**REQUIRED TASKS:**
(1) In the Galera monitoring guide, which port number do the three MariaDB node targets use in the Prometheus scrape configuration?
(2) Reproduce the Galera monitoring guide from "Introduction: Building a" up to and including "proactive alerting capabilities.", replacing "proactive alerting" with "automated alerting".
(3) For each statement below, state whether the Galera monitoring guide supports it, answering yes or no and quoting the deciding words: (a) The global scrape interval is set to 30 seconds. (b) The monitoring user receives the PROCESS, REPLICATION CLIENT, and SELECT privileges. (c) The metric wsrep_ready indicates the node readiness state.
──────── PASSAGE SHOWN ────────
MariaDB Galera Cluster Monitoring:

Implementing MariaDB Galera Cluster Observability: Complete Guide to Monitoring with Grafana and Prometheus for SRE Excellence



Introduction: Building a Bulletproof MariaDB SRE Ecosystem

In today’s data-driven landscape, MariaDB Galera Cluster observability is crucial for maintaining high-performance database operations. This comprehensive guide demonstrates how to implement a robust monitoring stack using Grafana and Prometheus to create a highly responsive MariaDB Database SRE ecosystem with proactive alerting capabilities.

Understanding MariaDB Galera Cluster Architecture

Galera Cluster Fundamentals

MariaDB Galera Cluster provides:

  • Synchronous Multi-Master Replication: All nodes are writable with automatic conflict resolution
  • Automatic Node Provisioning: New nodes automatically sync with the cluster
  • True Parallel Replication: Enhanced performance through parallel slave threads
  • Automatic Node Failover: Seamless failover without data loss

Key Metrics for Galera Monitoring

Essential metrics for Galera Cluster performance monitoring:

  • wsrep_cluster_size: Number of active cluster nodes
  • wsrep_cluster_status: Cluster operational status
  • wsrep_ready: Node readiness state
  • wsrep_local_state: Node synchronization status
  • wsrep_flow_control_paused: Flow control events indicating performance bottlenecks

Setting Up Prometheus for MariaDB Monitoring

Installing and Configuring Prometheus

# prometheus.yml
global:
  scrape_interval: 15s
  evaluation_interval: 15s

rule_files:
  - "mariadb_rules.yml"
  - "galera_rules.yml"

scrape_configs:
  - job_name: 'mariadb-galera'
    static_configs:
      - targets: 
          - 'mariadb-node1:9104'
          - 'mariadb-node2:9104'
          - 'mariadb-node3:9104'
    scrape_interval: 10s
    metrics_path: /metrics

alerting:
  alertmanagers:
    - static_configs:
        - targets:
          - alertmanager:9093

MariaDB Exporter Configuration

# Install mysqld_exporter
wget https://github.com/prometheus/mysqld_exporter/releases/download/v0.14.0/mysqld_exporter-0.14.0.linux-amd64.tar.gz
tar xvfz mysqld_exporter-0.14.0.linux-amd64.tar.gz
sudo mv mysqld_exporter-0.14.0.linux-amd64/mysqld_exporter /usr/local/bin/

# Create monitoring user
mysql -u root -p << EOF
CREATE USER 'prometheus'@'localhost' IDENTIFIED BY 'secure_password';
GRANT PROCESS, REPLICATION CLIENT, SELECT ON *.* TO 'prometheus'@'localhost';
FLUSH PRIVILEGES;
EOF

Exporter Service Configuration

# /etc/systemd/system/mysqld_exporter.service
[Unit]
Description=MariaDB Exporter
After=network.target

[Service]
Type=simple
Restart=always
User=prometheus
Environment=DATA_SOURCE_NAME="prometheus:secure_password@(localhost:3306)/"
──────── DATA SECTION ────────
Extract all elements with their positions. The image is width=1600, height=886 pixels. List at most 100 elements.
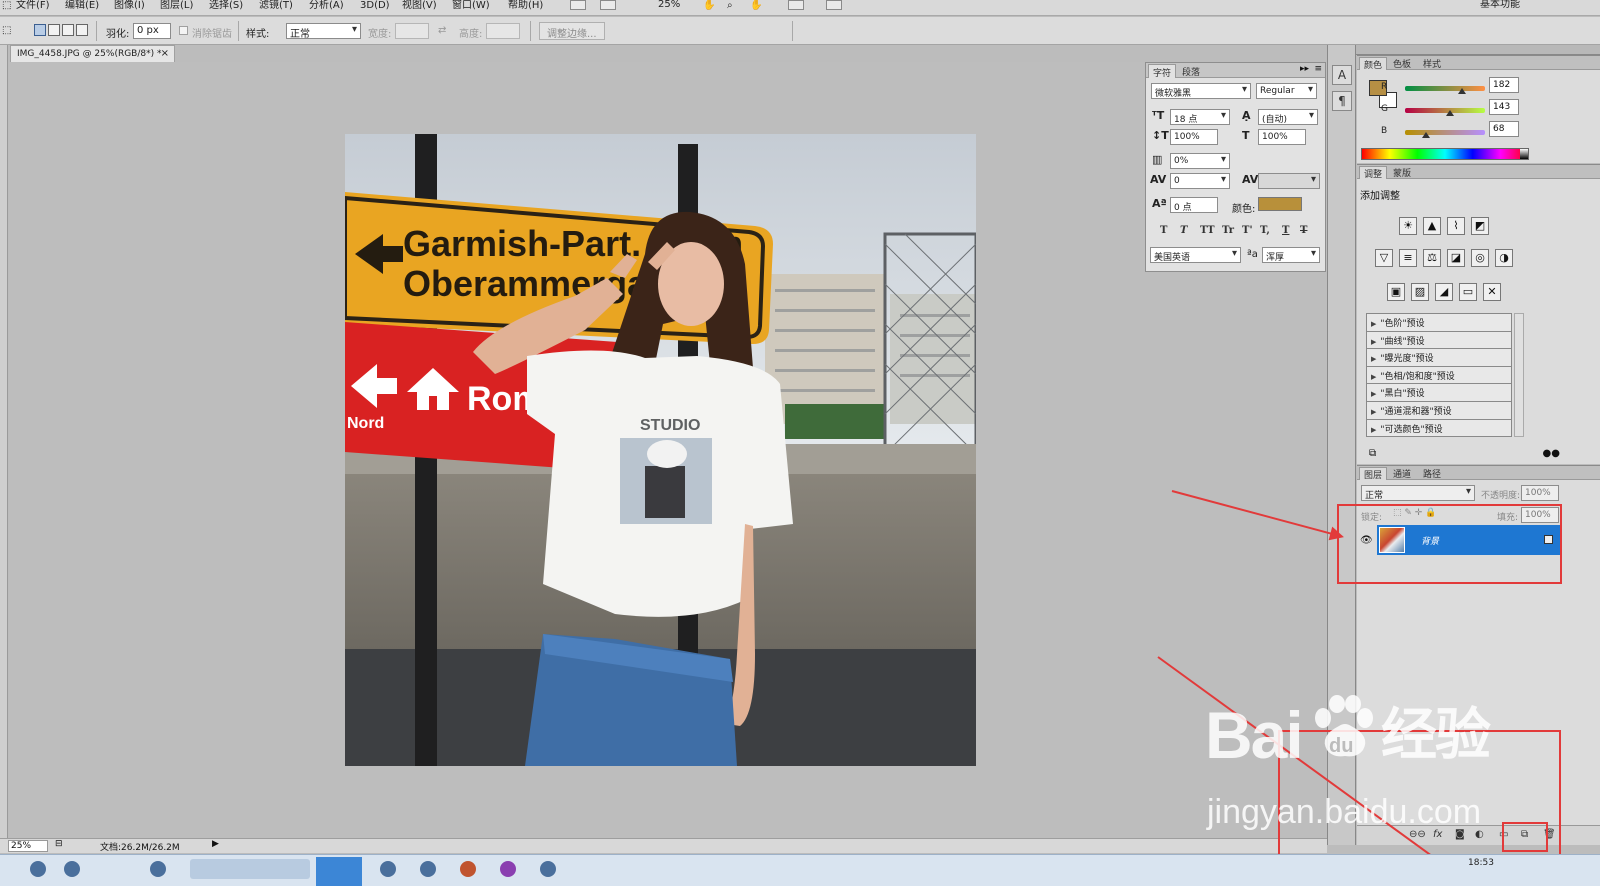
────────
──────── DATA SECTION ────────
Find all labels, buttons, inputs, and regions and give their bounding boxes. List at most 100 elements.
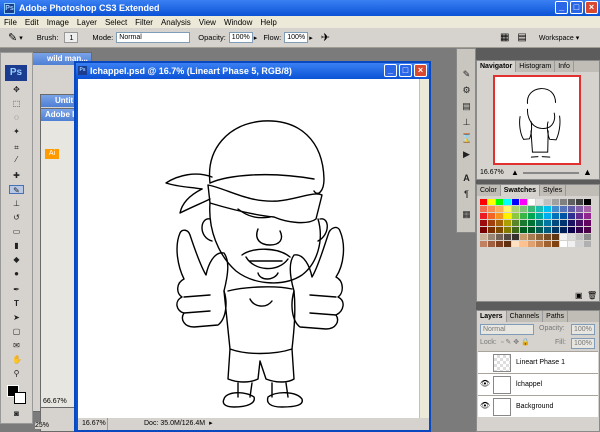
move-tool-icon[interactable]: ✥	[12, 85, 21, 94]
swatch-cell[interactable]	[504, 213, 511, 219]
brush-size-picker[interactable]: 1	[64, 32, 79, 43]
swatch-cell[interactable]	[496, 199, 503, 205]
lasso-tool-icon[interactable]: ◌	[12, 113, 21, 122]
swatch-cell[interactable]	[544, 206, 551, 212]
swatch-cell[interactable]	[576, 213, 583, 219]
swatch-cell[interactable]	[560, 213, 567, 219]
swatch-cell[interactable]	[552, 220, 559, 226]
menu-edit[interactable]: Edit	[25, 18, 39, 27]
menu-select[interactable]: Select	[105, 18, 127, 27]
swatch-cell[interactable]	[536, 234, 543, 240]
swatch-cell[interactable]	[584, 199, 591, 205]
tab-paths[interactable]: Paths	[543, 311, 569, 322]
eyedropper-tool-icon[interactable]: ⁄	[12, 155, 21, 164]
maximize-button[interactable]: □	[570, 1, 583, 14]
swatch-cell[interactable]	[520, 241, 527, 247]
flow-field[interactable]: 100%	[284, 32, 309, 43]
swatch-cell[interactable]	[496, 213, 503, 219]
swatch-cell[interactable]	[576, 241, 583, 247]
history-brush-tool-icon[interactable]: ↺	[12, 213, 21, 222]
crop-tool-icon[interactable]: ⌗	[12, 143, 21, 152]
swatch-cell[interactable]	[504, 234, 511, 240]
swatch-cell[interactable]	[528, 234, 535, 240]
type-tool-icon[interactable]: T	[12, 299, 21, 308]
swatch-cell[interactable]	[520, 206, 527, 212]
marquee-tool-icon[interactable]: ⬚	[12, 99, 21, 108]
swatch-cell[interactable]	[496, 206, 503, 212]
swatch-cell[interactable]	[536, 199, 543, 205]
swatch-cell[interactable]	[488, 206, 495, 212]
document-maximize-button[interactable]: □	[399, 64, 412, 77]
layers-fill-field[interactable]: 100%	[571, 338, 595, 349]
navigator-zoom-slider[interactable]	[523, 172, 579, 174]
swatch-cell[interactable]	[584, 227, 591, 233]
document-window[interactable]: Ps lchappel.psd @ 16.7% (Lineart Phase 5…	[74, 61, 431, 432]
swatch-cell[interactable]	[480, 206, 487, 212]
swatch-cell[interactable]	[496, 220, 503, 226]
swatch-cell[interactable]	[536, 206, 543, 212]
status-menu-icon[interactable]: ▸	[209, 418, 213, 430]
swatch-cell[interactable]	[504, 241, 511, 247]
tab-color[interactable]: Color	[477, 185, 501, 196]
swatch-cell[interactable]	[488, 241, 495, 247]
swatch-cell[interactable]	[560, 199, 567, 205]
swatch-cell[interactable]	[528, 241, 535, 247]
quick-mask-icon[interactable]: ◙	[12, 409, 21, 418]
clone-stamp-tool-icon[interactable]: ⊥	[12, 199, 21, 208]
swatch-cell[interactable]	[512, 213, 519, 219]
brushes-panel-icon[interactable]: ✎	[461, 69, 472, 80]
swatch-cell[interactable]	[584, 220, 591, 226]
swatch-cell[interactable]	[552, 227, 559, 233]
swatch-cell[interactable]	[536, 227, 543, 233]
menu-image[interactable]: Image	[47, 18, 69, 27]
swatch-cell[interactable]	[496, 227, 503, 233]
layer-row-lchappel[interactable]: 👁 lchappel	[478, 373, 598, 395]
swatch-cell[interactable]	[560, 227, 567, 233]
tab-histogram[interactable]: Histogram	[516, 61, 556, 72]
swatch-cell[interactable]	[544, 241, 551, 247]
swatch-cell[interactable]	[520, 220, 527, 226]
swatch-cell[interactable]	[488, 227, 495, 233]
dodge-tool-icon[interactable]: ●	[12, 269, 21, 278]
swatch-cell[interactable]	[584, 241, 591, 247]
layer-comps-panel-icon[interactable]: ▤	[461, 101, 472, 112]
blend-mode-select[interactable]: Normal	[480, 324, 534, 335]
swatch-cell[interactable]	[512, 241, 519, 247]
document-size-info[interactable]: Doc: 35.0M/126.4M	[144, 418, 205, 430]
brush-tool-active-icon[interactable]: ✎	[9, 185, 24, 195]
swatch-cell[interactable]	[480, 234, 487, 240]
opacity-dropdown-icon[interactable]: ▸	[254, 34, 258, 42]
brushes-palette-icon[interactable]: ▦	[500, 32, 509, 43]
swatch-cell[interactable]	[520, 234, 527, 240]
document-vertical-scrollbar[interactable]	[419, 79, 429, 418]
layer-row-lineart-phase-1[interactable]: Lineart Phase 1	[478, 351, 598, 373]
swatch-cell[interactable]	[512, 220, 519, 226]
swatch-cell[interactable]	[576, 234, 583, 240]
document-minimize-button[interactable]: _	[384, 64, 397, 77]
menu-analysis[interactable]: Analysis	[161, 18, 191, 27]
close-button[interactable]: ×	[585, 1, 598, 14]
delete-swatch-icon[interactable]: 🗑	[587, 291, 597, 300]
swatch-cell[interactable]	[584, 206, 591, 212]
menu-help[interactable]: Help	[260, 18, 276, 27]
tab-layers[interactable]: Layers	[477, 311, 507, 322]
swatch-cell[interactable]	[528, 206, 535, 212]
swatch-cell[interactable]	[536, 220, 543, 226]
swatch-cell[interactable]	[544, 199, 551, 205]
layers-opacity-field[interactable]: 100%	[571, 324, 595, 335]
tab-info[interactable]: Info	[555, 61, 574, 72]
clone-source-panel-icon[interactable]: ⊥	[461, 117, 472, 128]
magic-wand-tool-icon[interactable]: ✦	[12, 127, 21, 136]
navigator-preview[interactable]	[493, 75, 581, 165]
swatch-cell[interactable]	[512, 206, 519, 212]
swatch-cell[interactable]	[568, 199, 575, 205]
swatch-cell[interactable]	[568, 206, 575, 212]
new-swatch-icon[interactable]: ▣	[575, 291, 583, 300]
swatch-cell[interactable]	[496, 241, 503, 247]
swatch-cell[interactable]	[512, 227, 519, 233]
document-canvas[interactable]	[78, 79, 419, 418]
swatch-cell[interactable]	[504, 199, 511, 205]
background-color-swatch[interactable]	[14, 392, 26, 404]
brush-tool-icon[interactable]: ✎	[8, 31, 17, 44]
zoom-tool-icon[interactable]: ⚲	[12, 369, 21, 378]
────────
**THE ANSWERS:**
(1) 9104

(2)
Introduction: Building a Bulletproof MariaDB SRE Ecosystem

In today’s data-driven landscape, MariaDB Galera Cluster observability is crucial for maintaining high-performance database operations. This comprehensive guide demonstrates how to implement a robust monitoring stack using Grafana and Prometheus to create a highly responsive MariaDB Database SRE ecosystem with automated alerting capabilities.

(3)
(a) No: "scrape_interval: 15s"
(b) Yes: "GRANT PROCESS, REPLICATION CLIENT, SELECT ON *.* TO 'prometheus'@'localhost';"
(c) Yes: "wsrep_ready: Node readiness state"